____ LISTED ENTRIES

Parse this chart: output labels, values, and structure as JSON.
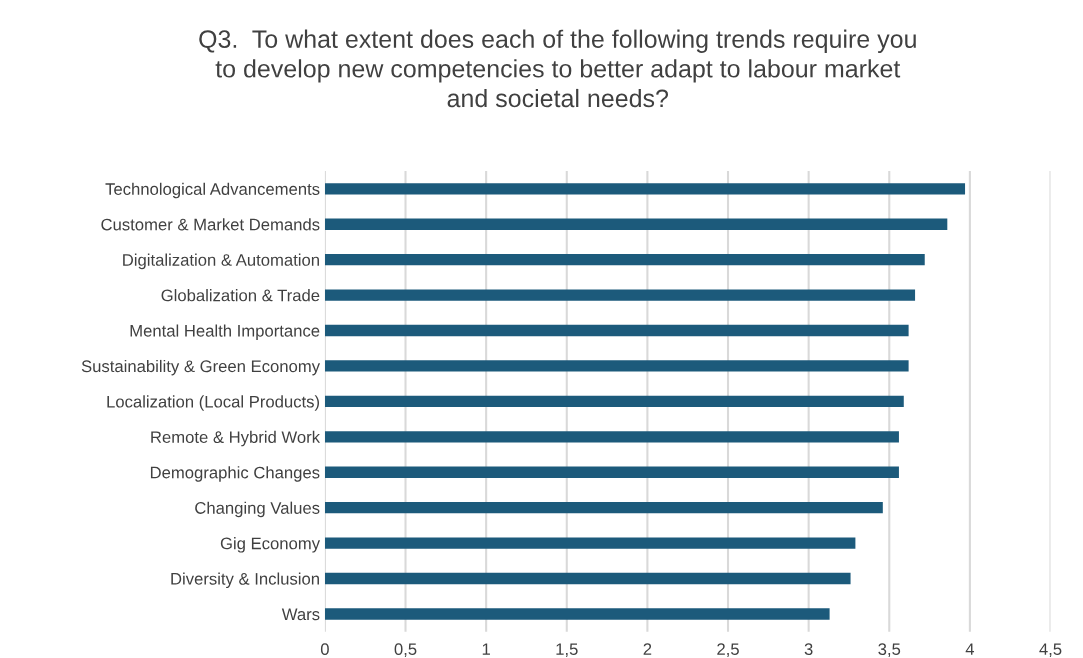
{
  "chart_data": {
    "type": "bar",
    "orientation": "horizontal",
    "title": "Q3.  To what extent does each of the following trends require you\nto develop new competencies to better adapt to labour market\nand societal needs?",
    "categories": [
      "Technological Advancements",
      "Customer & Market Demands",
      "Digitalization & Automation",
      "Globalization & Trade",
      "Mental Health Importance",
      "Sustainability & Green Economy",
      "Localization (Local Products)",
      "Remote & Hybrid Work",
      "Demographic Changes",
      "Changing Values",
      "Gig Economy",
      "Diversity & Inclusion",
      "Wars"
    ],
    "values": [
      3.97,
      3.86,
      3.72,
      3.66,
      3.62,
      3.62,
      3.59,
      3.56,
      3.56,
      3.46,
      3.29,
      3.26,
      3.13
    ],
    "color": "#1c5a7b",
    "xlim": [
      0,
      4.5
    ],
    "xticks": [
      0,
      {
        "value": 0.5,
        "label": "0,5"
      },
      1,
      {
        "value": 1.5,
        "label": "1,5"
      },
      2,
      {
        "value": 2.5,
        "label": "2,5"
      },
      3,
      {
        "value": 3.5,
        "label": "3,5"
      },
      4,
      {
        "value": 4.5,
        "label": "4,5"
      }
    ],
    "grid": "x"
  }
}
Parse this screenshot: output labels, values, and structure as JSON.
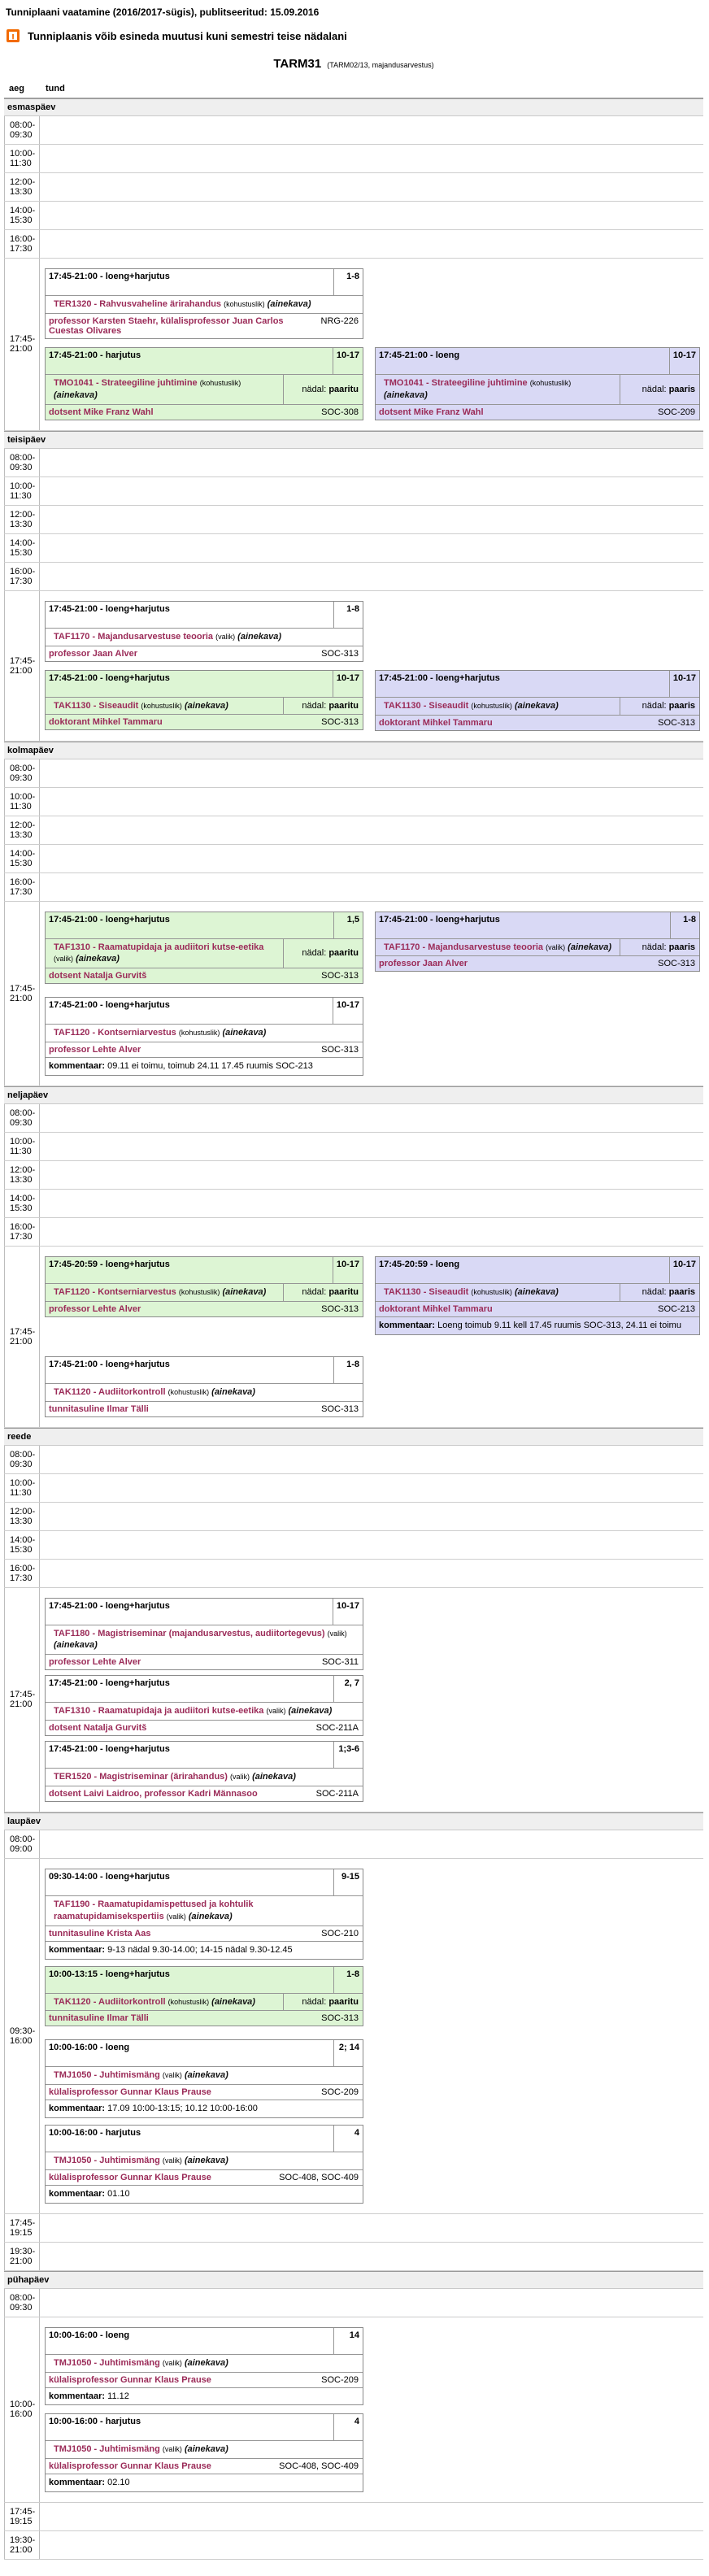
{
  "header": {
    "title": "Tunniplaani vaatamine (2016/2017-sügis), publitseeritud: 15.09.2016",
    "warning_icon": "exclamation-mark",
    "notice": "Tunniplaanis võib esineda muutusi kuni semestri teise nädalani",
    "group_code": "TARM31",
    "group_detail": "(TARM02/13, majandusarvestus)"
  },
  "table": {
    "col_headers": [
      "aeg",
      "tund"
    ],
    "labels": {
      "week_label": "nädal:",
      "comment_label": "kommentaar:",
      "ainekava": "(ainekava)"
    },
    "colors": {
      "odd_week_bg": "#ddf5d4",
      "even_week_bg": "#d9d9f5",
      "link": "#9b2b58",
      "warning": "#f26a00"
    },
    "days": [
      {
        "name": "esmaspäev",
        "rows": [
          {
            "time": "08:00-\n09:30"
          },
          {
            "time": "10:00-\n11:30"
          },
          {
            "time": "12:00-\n13:30"
          },
          {
            "time": "14:00-\n15:30"
          },
          {
            "time": "16:00-\n17:30"
          },
          {
            "time": "17:45-\n21:00",
            "columns": {
              "right_align_with": 1,
              "left": [
                {
                  "time": "17:45-21:00",
                  "type": "loeng+harjutus",
                  "weeks": "1-8",
                  "color": "white",
                  "course": "TER1320 - Rahvusvaheline ärirahandus",
                  "requirement": "(kohustuslik)",
                  "persons": "professor Karsten Staehr,  külalisprofessor Juan Carlos Cuestas Olivares",
                  "room": "NRG-226"
                },
                {
                  "time": "17:45-21:00",
                  "type": "harjutus",
                  "weeks": "10-17",
                  "color": "green",
                  "course": "TMO1041 - Strateegiline juhtimine",
                  "requirement": "(kohustuslik)",
                  "week_parity": "paaritu",
                  "persons": "dotsent Mike Franz Wahl",
                  "room": "SOC-308"
                }
              ],
              "right": [
                {
                  "time": "17:45-21:00",
                  "type": "loeng",
                  "weeks": "10-17",
                  "color": "purple",
                  "course": "TMO1041 - Strateegiline juhtimine",
                  "requirement": "(kohustuslik)",
                  "week_parity": "paaris",
                  "persons": "dotsent Mike Franz Wahl",
                  "room": "SOC-209"
                }
              ]
            }
          }
        ]
      },
      {
        "name": "teisipäev",
        "rows": [
          {
            "time": "08:00-\n09:30"
          },
          {
            "time": "10:00-\n11:30"
          },
          {
            "time": "12:00-\n13:30"
          },
          {
            "time": "14:00-\n15:30"
          },
          {
            "time": "16:00-\n17:30"
          },
          {
            "time": "17:45-\n21:00",
            "columns": {
              "right_align_with": 1,
              "left": [
                {
                  "time": "17:45-21:00",
                  "type": "loeng+harjutus",
                  "weeks": "1-8",
                  "color": "white",
                  "course": "TAF1170 - Majandusarvestuse teooria",
                  "requirement": "(valik)",
                  "persons": "professor Jaan Alver",
                  "room": "SOC-313"
                },
                {
                  "time": "17:45-21:00",
                  "type": "loeng+harjutus",
                  "weeks": "10-17",
                  "color": "green",
                  "course": "TAK1130 - Siseaudit",
                  "requirement": "(kohustuslik)",
                  "week_parity": "paaritu",
                  "persons": "doktorant Mihkel Tammaru",
                  "room": "SOC-313"
                }
              ],
              "right": [
                {
                  "time": "17:45-21:00",
                  "type": "loeng+harjutus",
                  "weeks": "10-17",
                  "color": "purple",
                  "course": "TAK1130 - Siseaudit",
                  "requirement": "(kohustuslik)",
                  "week_parity": "paaris",
                  "persons": "doktorant Mihkel Tammaru",
                  "room": "SOC-313"
                }
              ]
            }
          }
        ]
      },
      {
        "name": "kolmapäev",
        "rows": [
          {
            "time": "08:00-\n09:30"
          },
          {
            "time": "10:00-\n11:30"
          },
          {
            "time": "12:00-\n13:30"
          },
          {
            "time": "14:00-\n15:30"
          },
          {
            "time": "16:00-\n17:30"
          },
          {
            "time": "17:45-\n21:00",
            "columns": {
              "right_align_with": 0,
              "left": [
                {
                  "time": "17:45-21:00",
                  "type": "loeng+harjutus",
                  "weeks": "1,5",
                  "color": "green",
                  "course": "TAF1310 - Raamatupidaja ja audiitori kutse-eetika",
                  "requirement": "(valik)",
                  "week_parity": "paaritu",
                  "persons": "dotsent Natalja Gurvitš",
                  "room": "SOC-313"
                },
                {
                  "time": "17:45-21:00",
                  "type": "loeng+harjutus",
                  "weeks": "10-17",
                  "color": "white",
                  "gap_above": 16,
                  "course": "TAF1120 - Kontserniarvestus",
                  "requirement": "(kohustuslik)",
                  "persons": "professor Lehte Alver",
                  "room": "SOC-313",
                  "comment": "09.11 ei toimu, toimub 24.11 17.45 ruumis SOC-213"
                }
              ],
              "right": [
                {
                  "time": "17:45-21:00",
                  "type": "loeng+harjutus",
                  "weeks": "1-8",
                  "color": "purple",
                  "course": "TAF1170 - Majandusarvestuse teooria",
                  "requirement": "(valik)",
                  "week_parity": "paaris",
                  "persons": "professor Jaan Alver",
                  "room": "SOC-313"
                }
              ]
            }
          }
        ]
      },
      {
        "name": "neljapäev",
        "rows": [
          {
            "time": "08:00-\n09:30"
          },
          {
            "time": "10:00-\n11:30"
          },
          {
            "time": "12:00-\n13:30"
          },
          {
            "time": "14:00-\n15:30"
          },
          {
            "time": "16:00-\n17:30"
          },
          {
            "time": "17:45-\n21:00",
            "columns": {
              "right_align_with": 0,
              "left": [
                {
                  "time": "17:45-20:59",
                  "type": "loeng+harjutus",
                  "weeks": "10-17",
                  "color": "green",
                  "course": "TAF1120 - Kontserniarvestus",
                  "requirement": "(kohustuslik)",
                  "week_parity": "paaritu",
                  "persons": "professor Lehte Alver",
                  "room": "SOC-313"
                },
                {
                  "time": "17:45-21:00",
                  "type": "loeng+harjutus",
                  "weeks": "1-8",
                  "color": "white",
                  "gap_above": 48,
                  "course": "TAK1120 - Audiitorkontroll",
                  "requirement": "(kohustuslik)",
                  "persons": "tunnitasuline Ilmar Tälli",
                  "room": "SOC-313"
                }
              ],
              "right": [
                {
                  "time": "17:45-20:59",
                  "type": "loeng",
                  "weeks": "10-17",
                  "color": "purple",
                  "course": "TAK1130 - Siseaudit",
                  "requirement": "(kohustuslik)",
                  "week_parity": "paaris",
                  "persons": "doktorant Mihkel Tammaru",
                  "room": "SOC-213",
                  "comment": "Loeng toimub 9.11 kell 17.45 ruumis SOC-313, 24.11 ei toimu"
                }
              ]
            }
          }
        ]
      },
      {
        "name": "reede",
        "rows": [
          {
            "time": "08:00-\n09:30"
          },
          {
            "time": "10:00-\n11:30"
          },
          {
            "time": "12:00-\n13:30"
          },
          {
            "time": "14:00-\n15:30"
          },
          {
            "time": "16:00-\n17:30"
          },
          {
            "time": "17:45-\n21:00",
            "columns": {
              "left": [
                {
                  "time": "17:45-21:00",
                  "type": "loeng+harjutus",
                  "weeks": "10-17",
                  "color": "white",
                  "course": "TAF1180 - Magistriseminar (majandusarvestus, audiitortegevus)",
                  "requirement": "(valik)",
                  "persons": "professor Lehte Alver",
                  "room": "SOC-311"
                },
                {
                  "time": "17:45-21:00",
                  "type": "loeng+harjutus",
                  "weeks": "2, 7",
                  "color": "white",
                  "gap_above": 6,
                  "course": "TAF1310 - Raamatupidaja ja audiitori kutse-eetika",
                  "requirement": "(valik)",
                  "persons": "dotsent Natalja Gurvitš",
                  "room": "SOC-211A"
                },
                {
                  "time": "17:45-21:00",
                  "type": "loeng+harjutus",
                  "weeks": "1;3-6",
                  "color": "white",
                  "gap_above": 6,
                  "course": "TER1520 - Magistriseminar (ärirahandus)",
                  "requirement": "(valik)",
                  "persons": "dotsent Laivi Laidroo,  professor Kadri Männasoo",
                  "room": "SOC-211A"
                }
              ]
            }
          }
        ]
      },
      {
        "name": "laupäev",
        "rows": [
          {
            "time": "08:00-\n09:00"
          },
          {
            "time": "09:30-\n16:00",
            "columns": {
              "left": [
                {
                  "time": "09:30-14:00",
                  "type": "loeng+harjutus",
                  "weeks": "9-15",
                  "color": "white",
                  "course": "TAF1190 - Raamatupidamispettused ja kohtulik raamatupidamisekspertiis",
                  "requirement": "(valik)",
                  "persons": "tunnitasuline Krista Aas",
                  "room": "SOC-210",
                  "comment": "9-13 nädal 9.30-14.00; 14-15 nädal 9.30-12.45"
                },
                {
                  "time": "10:00-13:15",
                  "type": "loeng+harjutus",
                  "weeks": "1-8",
                  "color": "green",
                  "gap_above": 8,
                  "course": "TAK1120 - Audiitorkontroll",
                  "requirement": "(kohustuslik)",
                  "week_parity": "paaritu",
                  "persons": "tunnitasuline Ilmar Tälli",
                  "room": "SOC-313"
                },
                {
                  "time": "10:00-16:00",
                  "type": "loeng",
                  "weeks": "2; 14",
                  "color": "white",
                  "gap_above": 16,
                  "course": "TMJ1050 - Juhtimismäng",
                  "requirement": "(valik)",
                  "persons": "külalisprofessor Gunnar Klaus Prause",
                  "room": "SOC-209",
                  "comment": "17.09 10:00-13:15; 10.12 10:00-16:00"
                },
                {
                  "time": "10:00-16:00",
                  "type": "harjutus",
                  "weeks": "4",
                  "color": "white",
                  "gap_above": 8,
                  "course": "TMJ1050 - Juhtimismäng",
                  "requirement": "(valik)",
                  "persons": "külalisprofessor Gunnar Klaus Prause",
                  "room": "SOC-408,  SOC-409",
                  "comment": "01.10"
                }
              ]
            }
          },
          {
            "time": "17:45-\n19:15"
          },
          {
            "time": "19:30-\n21:00"
          }
        ]
      },
      {
        "name": "pühapäev",
        "rows": [
          {
            "time": "08:00-\n09:30"
          },
          {
            "time": "10:00-\n16:00",
            "columns": {
              "left": [
                {
                  "time": "10:00-16:00",
                  "type": "loeng",
                  "weeks": "14",
                  "color": "white",
                  "course": "TMJ1050 - Juhtimismäng",
                  "requirement": "(valik)",
                  "persons": "külalisprofessor Gunnar Klaus Prause",
                  "room": "SOC-209",
                  "comment": "11.12"
                },
                {
                  "time": "10:00-16:00",
                  "type": "harjutus",
                  "weeks": "4",
                  "color": "white",
                  "gap_above": 10,
                  "course": "TMJ1050 - Juhtimismäng",
                  "requirement": "(valik)",
                  "persons": "külalisprofessor Gunnar Klaus Prause",
                  "room": "SOC-408,  SOC-409",
                  "comment": "02.10"
                }
              ]
            }
          },
          {
            "time": "17:45-\n19:15"
          },
          {
            "time": "19:30-\n21:00"
          }
        ]
      }
    ]
  }
}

________

BRIEF: Pull out the lines above in which the word "this" appears.

TASK RESULT:
Parse this chart: output labels, values, and structure as JSON.
Parse this screenshot: output labels, values, and structure as JSON.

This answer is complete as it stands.